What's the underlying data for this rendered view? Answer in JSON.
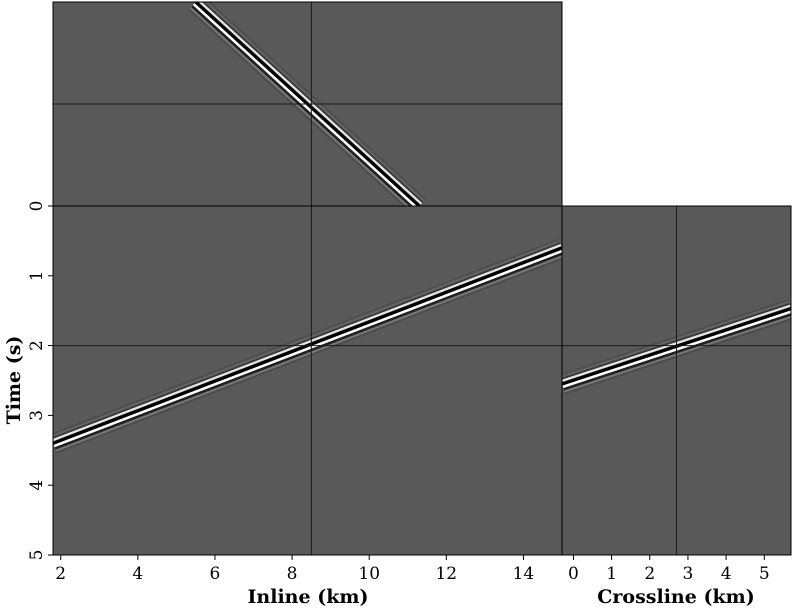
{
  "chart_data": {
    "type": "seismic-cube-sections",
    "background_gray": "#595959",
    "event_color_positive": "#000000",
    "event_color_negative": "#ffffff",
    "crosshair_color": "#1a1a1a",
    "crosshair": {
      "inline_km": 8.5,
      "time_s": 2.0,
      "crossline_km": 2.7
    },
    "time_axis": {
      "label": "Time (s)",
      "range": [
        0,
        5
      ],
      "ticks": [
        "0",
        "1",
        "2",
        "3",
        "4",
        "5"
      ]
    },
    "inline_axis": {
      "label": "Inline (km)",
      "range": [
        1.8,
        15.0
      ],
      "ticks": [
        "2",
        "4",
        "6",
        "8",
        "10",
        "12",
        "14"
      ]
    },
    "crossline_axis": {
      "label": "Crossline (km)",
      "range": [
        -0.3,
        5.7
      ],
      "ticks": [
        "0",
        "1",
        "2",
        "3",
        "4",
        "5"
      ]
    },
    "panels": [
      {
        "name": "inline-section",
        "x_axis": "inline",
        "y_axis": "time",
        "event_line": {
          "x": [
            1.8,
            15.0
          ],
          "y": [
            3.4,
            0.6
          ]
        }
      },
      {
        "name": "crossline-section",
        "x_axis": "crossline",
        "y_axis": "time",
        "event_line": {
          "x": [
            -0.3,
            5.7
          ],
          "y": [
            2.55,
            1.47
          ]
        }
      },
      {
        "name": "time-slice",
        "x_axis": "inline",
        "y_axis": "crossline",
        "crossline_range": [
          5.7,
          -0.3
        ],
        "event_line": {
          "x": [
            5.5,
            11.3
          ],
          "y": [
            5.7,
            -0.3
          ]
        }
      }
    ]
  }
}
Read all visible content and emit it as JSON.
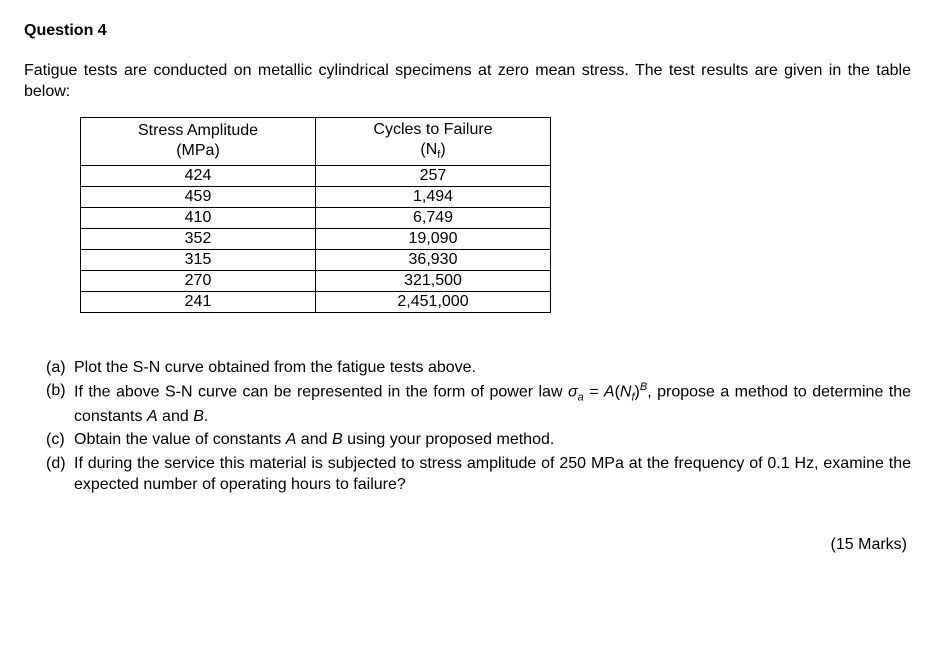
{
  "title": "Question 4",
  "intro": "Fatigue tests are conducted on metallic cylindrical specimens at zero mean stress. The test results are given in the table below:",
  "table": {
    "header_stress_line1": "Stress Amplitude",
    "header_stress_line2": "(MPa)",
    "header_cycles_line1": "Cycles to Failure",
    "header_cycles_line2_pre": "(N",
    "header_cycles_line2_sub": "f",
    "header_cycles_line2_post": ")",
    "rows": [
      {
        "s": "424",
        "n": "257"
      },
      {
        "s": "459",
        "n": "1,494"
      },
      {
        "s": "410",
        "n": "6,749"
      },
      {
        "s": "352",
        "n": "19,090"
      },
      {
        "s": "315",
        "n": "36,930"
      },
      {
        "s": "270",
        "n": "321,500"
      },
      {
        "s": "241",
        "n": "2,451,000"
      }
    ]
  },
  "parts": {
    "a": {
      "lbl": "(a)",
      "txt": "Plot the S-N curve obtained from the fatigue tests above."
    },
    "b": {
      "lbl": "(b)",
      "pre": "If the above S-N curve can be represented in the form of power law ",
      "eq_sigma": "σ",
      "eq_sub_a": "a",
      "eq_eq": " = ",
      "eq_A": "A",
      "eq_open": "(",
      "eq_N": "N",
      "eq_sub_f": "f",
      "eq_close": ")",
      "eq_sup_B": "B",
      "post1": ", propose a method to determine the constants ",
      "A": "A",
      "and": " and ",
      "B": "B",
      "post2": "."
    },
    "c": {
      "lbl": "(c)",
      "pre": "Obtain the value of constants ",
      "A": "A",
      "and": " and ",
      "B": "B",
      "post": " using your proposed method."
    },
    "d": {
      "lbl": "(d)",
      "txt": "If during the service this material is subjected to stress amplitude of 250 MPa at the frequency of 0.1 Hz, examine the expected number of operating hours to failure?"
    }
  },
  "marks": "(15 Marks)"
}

——

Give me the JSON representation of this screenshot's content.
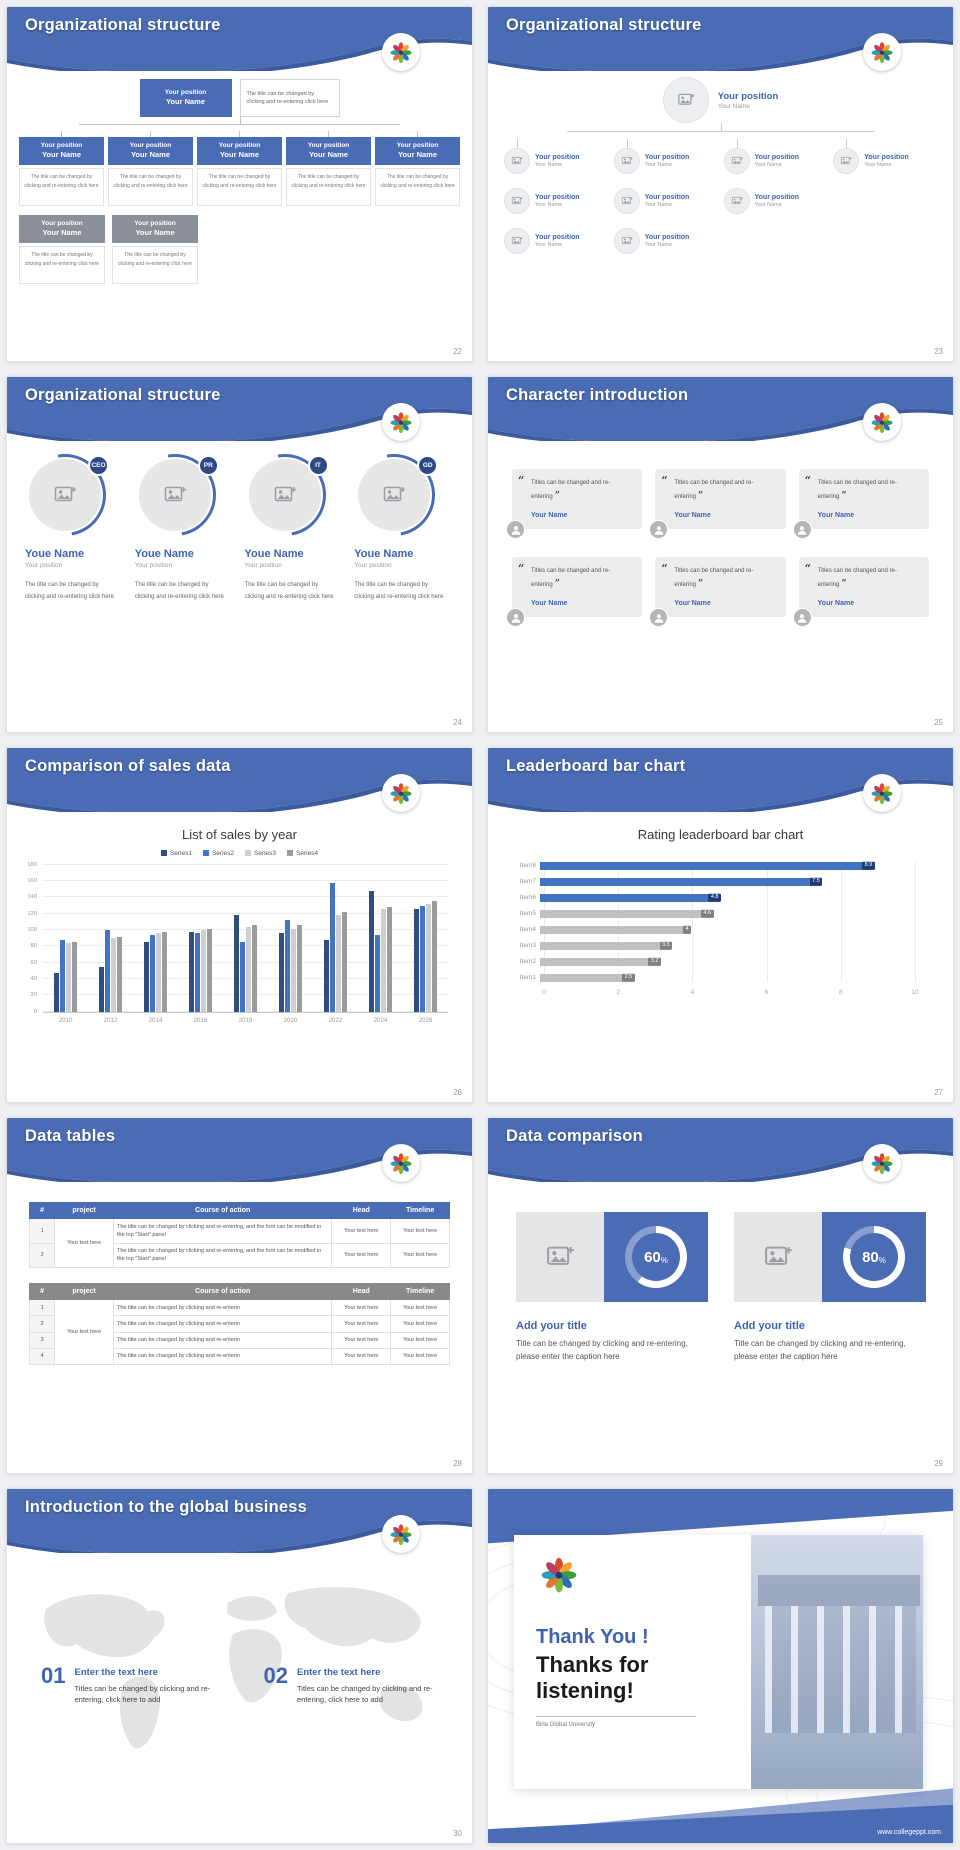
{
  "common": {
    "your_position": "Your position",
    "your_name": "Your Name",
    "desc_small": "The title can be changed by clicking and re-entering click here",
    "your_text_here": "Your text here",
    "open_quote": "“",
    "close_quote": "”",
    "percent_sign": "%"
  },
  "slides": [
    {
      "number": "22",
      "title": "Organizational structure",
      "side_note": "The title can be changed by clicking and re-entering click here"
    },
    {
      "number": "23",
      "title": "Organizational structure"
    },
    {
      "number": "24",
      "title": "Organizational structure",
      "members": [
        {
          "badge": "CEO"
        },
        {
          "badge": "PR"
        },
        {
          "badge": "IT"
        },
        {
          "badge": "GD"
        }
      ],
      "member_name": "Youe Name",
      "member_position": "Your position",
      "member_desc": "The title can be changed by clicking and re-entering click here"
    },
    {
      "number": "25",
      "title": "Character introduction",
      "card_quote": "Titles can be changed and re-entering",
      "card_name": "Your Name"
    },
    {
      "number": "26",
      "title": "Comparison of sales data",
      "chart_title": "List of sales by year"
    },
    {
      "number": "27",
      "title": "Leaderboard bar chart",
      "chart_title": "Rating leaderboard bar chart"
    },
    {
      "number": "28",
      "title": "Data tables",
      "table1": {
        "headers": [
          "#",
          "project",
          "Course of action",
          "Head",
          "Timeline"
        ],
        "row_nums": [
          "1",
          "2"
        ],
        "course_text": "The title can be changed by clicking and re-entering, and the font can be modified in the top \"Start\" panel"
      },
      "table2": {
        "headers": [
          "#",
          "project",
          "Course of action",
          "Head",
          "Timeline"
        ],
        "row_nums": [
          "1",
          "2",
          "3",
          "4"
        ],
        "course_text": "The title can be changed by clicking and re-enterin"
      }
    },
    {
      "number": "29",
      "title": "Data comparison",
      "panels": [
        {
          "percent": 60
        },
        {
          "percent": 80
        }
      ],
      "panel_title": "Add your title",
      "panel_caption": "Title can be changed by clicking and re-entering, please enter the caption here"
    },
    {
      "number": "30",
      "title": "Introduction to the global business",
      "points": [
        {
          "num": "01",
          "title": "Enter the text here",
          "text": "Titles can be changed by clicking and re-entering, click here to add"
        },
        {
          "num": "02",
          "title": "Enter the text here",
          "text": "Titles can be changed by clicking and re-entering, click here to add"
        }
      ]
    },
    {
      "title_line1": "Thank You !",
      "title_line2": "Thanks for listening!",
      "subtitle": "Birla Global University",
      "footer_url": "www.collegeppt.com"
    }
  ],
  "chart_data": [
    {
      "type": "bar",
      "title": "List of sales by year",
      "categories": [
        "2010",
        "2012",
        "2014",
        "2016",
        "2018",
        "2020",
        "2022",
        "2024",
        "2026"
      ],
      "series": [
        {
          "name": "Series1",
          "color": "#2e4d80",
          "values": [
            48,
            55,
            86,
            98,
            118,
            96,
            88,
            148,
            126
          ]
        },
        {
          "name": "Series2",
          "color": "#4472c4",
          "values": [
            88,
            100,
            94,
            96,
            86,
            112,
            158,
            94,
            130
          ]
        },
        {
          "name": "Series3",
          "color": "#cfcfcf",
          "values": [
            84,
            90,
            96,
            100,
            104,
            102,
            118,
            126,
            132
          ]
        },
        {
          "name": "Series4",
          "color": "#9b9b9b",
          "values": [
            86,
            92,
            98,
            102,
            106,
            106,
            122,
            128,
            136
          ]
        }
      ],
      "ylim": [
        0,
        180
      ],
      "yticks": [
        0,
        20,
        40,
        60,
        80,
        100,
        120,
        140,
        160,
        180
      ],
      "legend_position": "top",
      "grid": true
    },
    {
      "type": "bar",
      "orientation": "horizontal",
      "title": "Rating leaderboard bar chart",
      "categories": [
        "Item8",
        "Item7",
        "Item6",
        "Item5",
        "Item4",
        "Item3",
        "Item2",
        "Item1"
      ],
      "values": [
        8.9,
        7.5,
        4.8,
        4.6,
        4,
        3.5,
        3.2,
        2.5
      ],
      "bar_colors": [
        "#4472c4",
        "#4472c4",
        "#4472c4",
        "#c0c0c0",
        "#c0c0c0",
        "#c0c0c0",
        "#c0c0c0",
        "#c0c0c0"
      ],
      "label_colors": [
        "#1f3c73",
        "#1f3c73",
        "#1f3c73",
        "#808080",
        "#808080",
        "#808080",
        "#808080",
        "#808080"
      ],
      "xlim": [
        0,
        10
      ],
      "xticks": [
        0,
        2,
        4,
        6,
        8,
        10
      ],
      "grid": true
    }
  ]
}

——

## [Aim]
Search the entries for the word "here" and pick out every line that holds it.

## [Answer]
    "desc_small": "The title can be changed by clicking and re-entering click here",
    "your_text_here": "Your text here",
      "side_note": "The title can be changed by clicking and re-entering click here"
      "member_desc": "The title can be changed by clicking and re-entering click here"
      "panel_caption": "Title can be changed by clicking and re-entering, please enter the caption here"
          "title": "Enter the text here",
          "text": "Titles can be changed by clicking and re-entering, click here to add"
          "title": "Enter the text here",
          "text": "Titles can be changed by clicking and re-entering, click here to add"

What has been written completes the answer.